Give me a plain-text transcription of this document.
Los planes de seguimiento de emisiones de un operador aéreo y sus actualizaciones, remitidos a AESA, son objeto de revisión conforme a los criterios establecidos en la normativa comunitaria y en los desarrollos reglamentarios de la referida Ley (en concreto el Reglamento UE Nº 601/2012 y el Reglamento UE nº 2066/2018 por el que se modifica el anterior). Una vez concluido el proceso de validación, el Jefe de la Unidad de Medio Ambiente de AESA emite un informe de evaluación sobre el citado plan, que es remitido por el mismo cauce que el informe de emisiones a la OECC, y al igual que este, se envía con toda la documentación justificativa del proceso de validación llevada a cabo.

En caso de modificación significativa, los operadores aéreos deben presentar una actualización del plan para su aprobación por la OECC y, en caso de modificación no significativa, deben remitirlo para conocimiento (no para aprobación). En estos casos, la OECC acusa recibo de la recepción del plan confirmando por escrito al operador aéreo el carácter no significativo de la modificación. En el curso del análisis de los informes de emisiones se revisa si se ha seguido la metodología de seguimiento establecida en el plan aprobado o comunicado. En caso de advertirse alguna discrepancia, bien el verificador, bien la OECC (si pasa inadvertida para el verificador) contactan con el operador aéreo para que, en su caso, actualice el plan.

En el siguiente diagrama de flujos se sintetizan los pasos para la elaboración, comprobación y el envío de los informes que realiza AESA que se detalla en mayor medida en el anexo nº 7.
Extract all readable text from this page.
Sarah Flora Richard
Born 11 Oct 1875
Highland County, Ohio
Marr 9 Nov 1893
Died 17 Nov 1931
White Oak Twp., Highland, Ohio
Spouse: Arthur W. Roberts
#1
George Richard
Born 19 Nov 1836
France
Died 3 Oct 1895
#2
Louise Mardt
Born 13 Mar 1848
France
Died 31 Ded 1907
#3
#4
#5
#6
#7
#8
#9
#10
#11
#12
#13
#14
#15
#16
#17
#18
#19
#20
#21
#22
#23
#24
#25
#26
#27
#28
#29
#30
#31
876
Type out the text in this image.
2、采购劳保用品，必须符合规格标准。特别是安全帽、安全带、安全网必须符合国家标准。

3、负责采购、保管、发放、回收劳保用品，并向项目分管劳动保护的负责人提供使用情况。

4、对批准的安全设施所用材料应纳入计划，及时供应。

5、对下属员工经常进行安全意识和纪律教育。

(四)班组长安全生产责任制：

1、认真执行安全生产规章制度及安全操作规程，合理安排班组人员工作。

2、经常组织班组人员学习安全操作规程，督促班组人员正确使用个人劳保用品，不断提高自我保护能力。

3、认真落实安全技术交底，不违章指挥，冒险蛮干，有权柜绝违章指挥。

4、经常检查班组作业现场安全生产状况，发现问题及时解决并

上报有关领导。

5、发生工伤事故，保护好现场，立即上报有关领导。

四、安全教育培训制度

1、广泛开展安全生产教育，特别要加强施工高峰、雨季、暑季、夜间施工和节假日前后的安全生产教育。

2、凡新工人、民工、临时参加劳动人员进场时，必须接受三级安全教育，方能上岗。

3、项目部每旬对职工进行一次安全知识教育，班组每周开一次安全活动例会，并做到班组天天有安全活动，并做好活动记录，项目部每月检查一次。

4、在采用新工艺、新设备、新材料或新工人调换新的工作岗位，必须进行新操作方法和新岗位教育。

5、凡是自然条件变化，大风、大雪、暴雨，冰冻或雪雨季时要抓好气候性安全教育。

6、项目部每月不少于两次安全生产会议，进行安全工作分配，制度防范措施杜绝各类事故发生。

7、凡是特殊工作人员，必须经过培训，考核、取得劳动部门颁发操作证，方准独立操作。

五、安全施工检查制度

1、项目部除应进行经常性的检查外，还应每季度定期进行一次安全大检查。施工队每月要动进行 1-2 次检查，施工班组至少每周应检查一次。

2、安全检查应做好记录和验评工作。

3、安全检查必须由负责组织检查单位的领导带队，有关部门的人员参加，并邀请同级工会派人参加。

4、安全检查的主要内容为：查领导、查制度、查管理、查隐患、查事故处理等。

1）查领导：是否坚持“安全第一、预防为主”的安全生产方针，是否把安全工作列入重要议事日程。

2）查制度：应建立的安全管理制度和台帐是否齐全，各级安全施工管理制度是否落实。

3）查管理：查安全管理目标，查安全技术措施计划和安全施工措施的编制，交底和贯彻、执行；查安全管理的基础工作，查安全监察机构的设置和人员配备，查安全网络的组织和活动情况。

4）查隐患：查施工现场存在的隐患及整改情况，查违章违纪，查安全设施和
⁂
§ **Aim of the task**: Write out the data exactly as it stands.

§ **The result**:
Give me a plain-text transcription of this document.
Los planes de seguimiento de emisiones de un operador aéreo y sus actualizaciones, remitidos a AESA, son objeto de revisión conforme a los criterios establecidos en la normativa comunitaria y en los desarrollos reglamentarios de la referida Ley (en concreto el Reglamento UE Nº 601/2012 y el Reglamento UE nº 2066/2018 por el que se modifica el anterior). Una vez concluido el proceso de validación, el Jefe de la Unidad de Medio Ambiente de AESA emite un informe de evaluación sobre el citado plan, que es remitido por el mismo cauce que el informe de emisiones a la OECC, y al igual que este, se envía con toda la documentación justificativa del proceso de validación llevada a cabo.

En caso de modificación significativa, los operadores aéreos deben presentar una actualización del plan para su aprobación por la OECC y, en caso de modificación no significativa, deben remitirlo para conocimiento (no para aprobación). En estos casos, la OECC acusa recibo de la recepción del plan confirmando por escrito al operador aéreo el carácter no significativo de la modificación. En el curso del análisis de los informes de emisiones se revisa si se ha seguido la metodología de seguimiento establecida en el plan aprobado o comunicado. En caso de advertirse alguna discrepancia, bien el verificador, bien la OECC (si pasa inadvertida para el verificador) contactan con el operador aéreo para que, en su caso, actualice el plan.

En el siguiente diagrama de flujos se sintetizan los pasos para la elaboración, comprobación y el envío de los informes que realiza AESA que se detalla en mayor medida en el anexo nº 7.
Extract all readable text from this page.
Sarah Flora Richard
Born 11 Oct 1875
Highland County, Ohio
Marr 9 Nov 1893
Died 17 Nov 1931
White Oak Twp., Highland, Ohio
Spouse: Arthur W. Roberts
#1
George Richard
Born 19 Nov 1836
France
Died 3 Oct 1895
#2
Louise Mardt
Born 13 Mar 1848
France
Died 31 Ded 1907
#3
#4
#5
#6
#7
#8
#9
#10
#11
#12
#13
#14
#15
#16
#17
#18
#19
#20
#21
#22
#23
#24
#25
#26
#27
#28
#29
#30
#31
876
Type out the text in this image.
2、采购劳保用品，必须符合规格标准。特别是安全帽、安全带、安全网必须符合国家标准。

3、负责采购、保管、发放、回收劳保用品，并向项目分管劳动保护的负责人提供使用情况。

4、对批准的安全设施所用材料应纳入计划，及时供应。

5、对下属员工经常进行安全意识和纪律教育。

(四)班组长安全生产责任制：

1、认真执行安全生产规章制度及安全操作规程，合理安排班组人员工作。

2、经常组织班组人员学习安全操作规程，督促班组人员正确使用个人劳保用品，不断提高自我保护能力。

3、认真落实安全技术交底，不违章指挥，冒险蛮干，有权柜绝违章指挥。

4、经常检查班组作业现场安全生产状况，发现问题及时解决并

上报有关领导。

5、发生工伤事故，保护好现场，立即上报有关领导。

四、安全教育培训制度

1、广泛开展安全生产教育，特别要加强施工高峰、雨季、暑季、夜间施工和节假日前后的安全生产教育。

2、凡新工人、民工、临时参加劳动人员进场时，必须接受三级安全教育，方能上岗。

3、项目部每旬对职工进行一次安全知识教育，班组每周开一次安全活动例会，并做到班组天天有安全活动，并做好活动记录，项目部每月检查一次。

4、在采用新工艺、新设备、新材料或新工人调换新的工作岗位，必须进行新操作方法和新岗位教育。

5、凡是自然条件变化，大风、大雪、暴雨，冰冻或雪雨季时要抓好气候性安全教育。

6、项目部每月不少于两次安全生产会议，进行安全工作分配，制度防范措施杜绝各类事故发生。

7、凡是特殊工作人员，必须经过培训，考核、取得劳动部门颁发操作证，方准独立操作。

五、安全施工检查制度

1、项目部除应进行经常性的检查外，还应每季度定期进行一次安全大检查。施工队每月要动进行 1-2 次检查，施工班组至少每周应检查一次。

2、安全检查应做好记录和验评工作。

3、安全检查必须由负责组织检查单位的领导带队，有关部门的人员参加，并邀请同级工会派人参加。

4、安全检查的主要内容为：查领导、查制度、查管理、查隐患、查事故处理等。

1）查领导：是否坚持“安全第一、预防为主”的安全生产方针，是否把安全工作列入重要议事日程。

2）查制度：应建立的安全管理制度和台帐是否齐全，各级安全施工管理制度是否落实。

3）查管理：查安全管理目标，查安全技术措施计划和安全施工措施的编制，交底和贯彻、执行；查安全管理的基础工作，查安全监察机构的设置和人员配备，查安全网络的组织和活动情况。

4）查隐患：查施工现场存在的隐患及整改情况，查违章违纪，查安全设施和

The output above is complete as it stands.